* [Your objective]: Extract every line of the material below and reproduce it faithfully.

--- START OF Available records ---

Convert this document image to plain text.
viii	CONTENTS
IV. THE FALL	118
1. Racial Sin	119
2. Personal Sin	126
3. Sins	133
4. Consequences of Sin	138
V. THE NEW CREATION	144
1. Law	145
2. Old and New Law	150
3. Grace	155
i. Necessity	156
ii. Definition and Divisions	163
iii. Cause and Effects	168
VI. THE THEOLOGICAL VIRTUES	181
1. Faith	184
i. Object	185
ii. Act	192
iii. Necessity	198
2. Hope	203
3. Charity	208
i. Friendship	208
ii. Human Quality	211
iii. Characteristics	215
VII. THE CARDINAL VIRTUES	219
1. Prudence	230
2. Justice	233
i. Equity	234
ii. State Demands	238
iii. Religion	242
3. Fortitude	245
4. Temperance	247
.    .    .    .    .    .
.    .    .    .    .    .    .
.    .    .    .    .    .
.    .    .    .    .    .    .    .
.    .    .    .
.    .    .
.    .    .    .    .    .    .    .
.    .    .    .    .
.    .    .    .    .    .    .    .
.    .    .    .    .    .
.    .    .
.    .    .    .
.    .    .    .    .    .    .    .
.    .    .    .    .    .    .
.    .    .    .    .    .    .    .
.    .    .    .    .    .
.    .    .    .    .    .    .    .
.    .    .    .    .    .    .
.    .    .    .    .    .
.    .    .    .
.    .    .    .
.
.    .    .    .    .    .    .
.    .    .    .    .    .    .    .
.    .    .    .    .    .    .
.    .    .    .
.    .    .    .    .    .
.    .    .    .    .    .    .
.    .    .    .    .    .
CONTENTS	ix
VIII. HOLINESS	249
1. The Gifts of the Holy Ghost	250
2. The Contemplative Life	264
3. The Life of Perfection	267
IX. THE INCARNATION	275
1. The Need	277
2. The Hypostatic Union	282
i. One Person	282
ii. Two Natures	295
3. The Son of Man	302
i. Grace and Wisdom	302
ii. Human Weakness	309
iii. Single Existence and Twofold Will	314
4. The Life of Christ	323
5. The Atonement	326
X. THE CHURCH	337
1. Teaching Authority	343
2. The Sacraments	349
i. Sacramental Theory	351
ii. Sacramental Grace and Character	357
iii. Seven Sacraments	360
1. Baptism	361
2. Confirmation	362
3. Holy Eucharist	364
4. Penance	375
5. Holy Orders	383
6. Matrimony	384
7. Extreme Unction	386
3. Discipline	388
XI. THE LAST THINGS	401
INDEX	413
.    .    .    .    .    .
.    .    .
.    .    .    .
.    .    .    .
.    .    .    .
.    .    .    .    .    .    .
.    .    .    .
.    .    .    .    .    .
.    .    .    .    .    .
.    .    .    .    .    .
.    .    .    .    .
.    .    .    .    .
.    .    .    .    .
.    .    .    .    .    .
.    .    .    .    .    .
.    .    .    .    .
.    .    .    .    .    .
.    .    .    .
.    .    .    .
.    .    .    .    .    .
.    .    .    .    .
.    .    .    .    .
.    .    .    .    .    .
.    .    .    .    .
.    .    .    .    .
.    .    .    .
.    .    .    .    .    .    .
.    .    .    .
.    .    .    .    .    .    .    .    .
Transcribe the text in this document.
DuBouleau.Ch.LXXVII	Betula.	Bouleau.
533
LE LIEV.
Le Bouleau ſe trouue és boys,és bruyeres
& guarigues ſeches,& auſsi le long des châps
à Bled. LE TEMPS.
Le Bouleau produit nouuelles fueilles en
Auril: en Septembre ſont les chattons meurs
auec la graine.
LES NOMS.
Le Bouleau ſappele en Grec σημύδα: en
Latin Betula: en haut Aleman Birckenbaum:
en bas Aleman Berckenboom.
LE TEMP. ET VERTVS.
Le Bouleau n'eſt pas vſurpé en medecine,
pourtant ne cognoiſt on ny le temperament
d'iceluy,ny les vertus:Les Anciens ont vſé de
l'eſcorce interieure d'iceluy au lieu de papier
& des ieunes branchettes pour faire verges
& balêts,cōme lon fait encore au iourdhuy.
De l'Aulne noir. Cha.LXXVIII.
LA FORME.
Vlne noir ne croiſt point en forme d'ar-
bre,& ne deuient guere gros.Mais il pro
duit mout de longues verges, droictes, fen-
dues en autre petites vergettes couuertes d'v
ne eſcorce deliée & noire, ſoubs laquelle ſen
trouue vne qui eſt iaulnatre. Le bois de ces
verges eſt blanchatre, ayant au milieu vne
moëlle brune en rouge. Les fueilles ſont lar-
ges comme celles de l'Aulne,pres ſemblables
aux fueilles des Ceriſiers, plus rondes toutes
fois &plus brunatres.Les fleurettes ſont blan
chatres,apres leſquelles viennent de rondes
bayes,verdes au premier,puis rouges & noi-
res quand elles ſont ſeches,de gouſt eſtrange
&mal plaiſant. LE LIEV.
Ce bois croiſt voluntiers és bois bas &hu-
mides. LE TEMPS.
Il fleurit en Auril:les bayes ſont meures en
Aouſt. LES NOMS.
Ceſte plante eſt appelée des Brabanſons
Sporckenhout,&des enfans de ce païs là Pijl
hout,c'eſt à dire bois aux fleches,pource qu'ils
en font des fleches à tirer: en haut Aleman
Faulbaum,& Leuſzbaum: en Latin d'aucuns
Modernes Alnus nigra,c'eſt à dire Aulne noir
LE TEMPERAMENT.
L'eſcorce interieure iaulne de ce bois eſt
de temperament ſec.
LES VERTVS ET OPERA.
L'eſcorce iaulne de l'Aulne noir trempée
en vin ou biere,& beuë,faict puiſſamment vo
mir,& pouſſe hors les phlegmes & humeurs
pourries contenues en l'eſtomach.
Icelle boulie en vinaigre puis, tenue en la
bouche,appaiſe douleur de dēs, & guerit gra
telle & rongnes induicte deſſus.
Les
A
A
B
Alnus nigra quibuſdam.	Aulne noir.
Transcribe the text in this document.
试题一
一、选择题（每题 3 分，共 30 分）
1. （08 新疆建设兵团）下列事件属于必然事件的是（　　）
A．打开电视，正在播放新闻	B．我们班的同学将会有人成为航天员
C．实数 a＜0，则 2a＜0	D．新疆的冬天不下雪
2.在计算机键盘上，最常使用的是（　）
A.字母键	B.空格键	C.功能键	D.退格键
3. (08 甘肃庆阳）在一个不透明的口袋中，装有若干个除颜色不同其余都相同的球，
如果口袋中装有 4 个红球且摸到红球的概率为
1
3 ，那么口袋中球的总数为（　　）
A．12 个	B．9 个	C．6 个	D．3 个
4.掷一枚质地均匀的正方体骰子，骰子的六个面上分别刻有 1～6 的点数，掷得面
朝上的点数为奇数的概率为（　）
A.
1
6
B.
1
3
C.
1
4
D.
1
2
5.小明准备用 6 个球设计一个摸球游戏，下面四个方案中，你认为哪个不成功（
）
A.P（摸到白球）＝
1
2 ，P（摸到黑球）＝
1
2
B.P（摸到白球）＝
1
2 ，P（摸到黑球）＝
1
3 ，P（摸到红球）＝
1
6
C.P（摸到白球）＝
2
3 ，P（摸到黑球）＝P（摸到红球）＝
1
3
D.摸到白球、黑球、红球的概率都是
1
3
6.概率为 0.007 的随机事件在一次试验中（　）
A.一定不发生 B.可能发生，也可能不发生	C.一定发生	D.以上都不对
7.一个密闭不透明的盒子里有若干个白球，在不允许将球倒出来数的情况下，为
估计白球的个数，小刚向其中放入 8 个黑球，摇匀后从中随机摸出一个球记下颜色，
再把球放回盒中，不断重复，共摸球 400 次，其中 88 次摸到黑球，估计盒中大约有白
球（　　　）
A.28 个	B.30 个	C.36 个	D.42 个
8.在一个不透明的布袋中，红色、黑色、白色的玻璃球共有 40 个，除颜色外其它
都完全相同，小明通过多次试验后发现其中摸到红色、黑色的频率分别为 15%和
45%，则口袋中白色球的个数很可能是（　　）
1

--- END OF Available records ---

* [Exercise response]:
Convert this document image to plain text.
viii	CONTENTS
IV. THE FALL	118
1. Racial Sin	119
2. Personal Sin	126
3. Sins	133
4. Consequences of Sin	138
V. THE NEW CREATION	144
1. Law	145
2. Old and New Law	150
3. Grace	155
i. Necessity	156
ii. Definition and Divisions	163
iii. Cause and Effects	168
VI. THE THEOLOGICAL VIRTUES	181
1. Faith	184
i. Object	185
ii. Act	192
iii. Necessity	198
2. Hope	203
3. Charity	208
i. Friendship	208
ii. Human Quality	211
iii. Characteristics	215
VII. THE CARDINAL VIRTUES	219
1. Prudence	230
2. Justice	233
i. Equity	234
ii. State Demands	238
iii. Religion	242
3. Fortitude	245
4. Temperance	247
.    .    .    .    .    .
.    .    .    .    .    .    .
.    .    .    .    .    .
.    .    .    .    .    .    .    .
.    .    .    .
.    .    .
.    .    .    .    .    .    .    .
.    .    .    .    .
.    .    .    .    .    .    .    .
.    .    .    .    .    .
.    .    .
.    .    .    .
.    .    .    .    .    .    .    .
.    .    .    .    .    .    .
.    .    .    .    .    .    .    .
.    .    .    .    .    .
.    .    .    .    .    .    .    .
.    .    .    .    .    .    .
.    .    .    .    .    .
.    .    .    .
.    .    .    .
.
.    .    .    .    .    .    .
.    .    .    .    .    .    .    .
.    .    .    .    .    .    .
.    .    .    .
.    .    .    .    .    .
.    .    .    .    .    .    .
.    .    .    .    .    .
CONTENTS	ix
VIII. HOLINESS	249
1. The Gifts of the Holy Ghost	250
2. The Contemplative Life	264
3. The Life of Perfection	267
IX. THE INCARNATION	275
1. The Need	277
2. The Hypostatic Union	282
i. One Person	282
ii. Two Natures	295
3. The Son of Man	302
i. Grace and Wisdom	302
ii. Human Weakness	309
iii. Single Existence and Twofold Will	314
4. The Life of Christ	323
5. The Atonement	326
X. THE CHURCH	337
1. Teaching Authority	343
2. The Sacraments	349
i. Sacramental Theory	351
ii. Sacramental Grace and Character	357
iii. Seven Sacraments	360
1. Baptism	361
2. Confirmation	362
3. Holy Eucharist	364
4. Penance	375
5. Holy Orders	383
6. Matrimony	384
7. Extreme Unction	386
3. Discipline	388
XI. THE LAST THINGS	401
INDEX	413
.    .    .    .    .    .
.    .    .
.    .    .    .
.    .    .    .
.    .    .    .
.    .    .    .    .    .    .
.    .    .    .
.    .    .    .    .    .
.    .    .    .    .    .
.    .    .    .    .    .
.    .    .    .    .
.    .    .    .    .
.    .    .    .    .
.    .    .    .    .    .
.    .    .    .    .    .
.    .    .    .    .
.    .    .    .    .    .
.    .    .    .
.    .    .    .
.    .    .    .    .    .
.    .    .    .    .
.    .    .    .    .
.    .    .    .    .    .
.    .    .    .    .
.    .    .    .    .
.    .    .    .
.    .    .    .    .    .    .
.    .    .    .
.    .    .    .    .    .    .    .    .
Transcribe the text in this document.
DuBouleau.Ch.LXXVII	Betula.	Bouleau.
533
LE LIEV.
Le Bouleau ſe trouue és boys,és bruyeres
& guarigues ſeches,& auſsi le long des châps
à Bled. LE TEMPS.
Le Bouleau produit nouuelles fueilles en
Auril: en Septembre ſont les chattons meurs
auec la graine.
LES NOMS.
Le Bouleau ſappele en Grec σημύδα: en
Latin Betula: en haut Aleman Birckenbaum:
en bas Aleman Berckenboom.
LE TEMP. ET VERTVS.
Le Bouleau n'eſt pas vſurpé en medecine,
pourtant ne cognoiſt on ny le temperament
d'iceluy,ny les vertus:Les Anciens ont vſé de
l'eſcorce interieure d'iceluy au lieu de papier
& des ieunes branchettes pour faire verges
& balêts,cōme lon fait encore au iourdhuy.
De l'Aulne noir. Cha.LXXVIII.
LA FORME.
Vlne noir ne croiſt point en forme d'ar-
bre,& ne deuient guere gros.Mais il pro
duit mout de longues verges, droictes, fen-
dues en autre petites vergettes couuertes d'v
ne eſcorce deliée & noire, ſoubs laquelle ſen
trouue vne qui eſt iaulnatre. Le bois de ces
verges eſt blanchatre, ayant au milieu vne
moëlle brune en rouge. Les fueilles ſont lar-
ges comme celles de l'Aulne,pres ſemblables
aux fueilles des Ceriſiers, plus rondes toutes
fois &plus brunatres.Les fleurettes ſont blan
chatres,apres leſquelles viennent de rondes
bayes,verdes au premier,puis rouges & noi-
res quand elles ſont ſeches,de gouſt eſtrange
&mal plaiſant. LE LIEV.
Ce bois croiſt voluntiers és bois bas &hu-
mides. LE TEMPS.
Il fleurit en Auril:les bayes ſont meures en
Aouſt. LES NOMS.
Ceſte plante eſt appelée des Brabanſons
Sporckenhout,&des enfans de ce païs là Pijl
hout,c'eſt à dire bois aux fleches,pource qu'ils
en font des fleches à tirer: en haut Aleman
Faulbaum,& Leuſzbaum: en Latin d'aucuns
Modernes Alnus nigra,c'eſt à dire Aulne noir
LE TEMPERAMENT.
L'eſcorce interieure iaulne de ce bois eſt
de temperament ſec.
LES VERTVS ET OPERA.
L'eſcorce iaulne de l'Aulne noir trempée
en vin ou biere,& beuë,faict puiſſamment vo
mir,& pouſſe hors les phlegmes & humeurs
pourries contenues en l'eſtomach.
Icelle boulie en vinaigre puis, tenue en la
bouche,appaiſe douleur de dēs, & guerit gra
telle & rongnes induicte deſſus.
Les
A
A
B
Alnus nigra quibuſdam.	Aulne noir.
Transcribe the text in this document.
试题一
一、选择题（每题 3 分，共 30 分）
1. （08 新疆建设兵团）下列事件属于必然事件的是（　　）
A．打开电视，正在播放新闻	B．我们班的同学将会有人成为航天员
C．实数 a＜0，则 2a＜0	D．新疆的冬天不下雪
2.在计算机键盘上，最常使用的是（　）
A.字母键	B.空格键	C.功能键	D.退格键
3. (08 甘肃庆阳）在一个不透明的口袋中，装有若干个除颜色不同其余都相同的球，
如果口袋中装有 4 个红球且摸到红球的概率为
1
3 ，那么口袋中球的总数为（　　）
A．12 个	B．9 个	C．6 个	D．3 个
4.掷一枚质地均匀的正方体骰子，骰子的六个面上分别刻有 1～6 的点数，掷得面
朝上的点数为奇数的概率为（　）
A.
1
6
B.
1
3
C.
1
4
D.
1
2
5.小明准备用 6 个球设计一个摸球游戏，下面四个方案中，你认为哪个不成功（
）
A.P（摸到白球）＝
1
2 ，P（摸到黑球）＝
1
2
B.P（摸到白球）＝
1
2 ，P（摸到黑球）＝
1
3 ，P（摸到红球）＝
1
6
C.P（摸到白球）＝
2
3 ，P（摸到黑球）＝P（摸到红球）＝
1
3
D.摸到白球、黑球、红球的概率都是
1
3
6.概率为 0.007 的随机事件在一次试验中（　）
A.一定不发生 B.可能发生，也可能不发生	C.一定发生	D.以上都不对
7.一个密闭不透明的盒子里有若干个白球，在不允许将球倒出来数的情况下，为
估计白球的个数，小刚向其中放入 8 个黑球，摇匀后从中随机摸出一个球记下颜色，
再把球放回盒中，不断重复，共摸球 400 次，其中 88 次摸到黑球，估计盒中大约有白
球（　　　）
A.28 个	B.30 个	C.36 个	D.42 个
8.在一个不透明的布袋中，红色、黑色、白色的玻璃球共有 40 个，除颜色外其它
都完全相同，小明通过多次试验后发现其中摸到红色、黑色的频率分别为 15%和
45%，则口袋中白色球的个数很可能是（　　）
1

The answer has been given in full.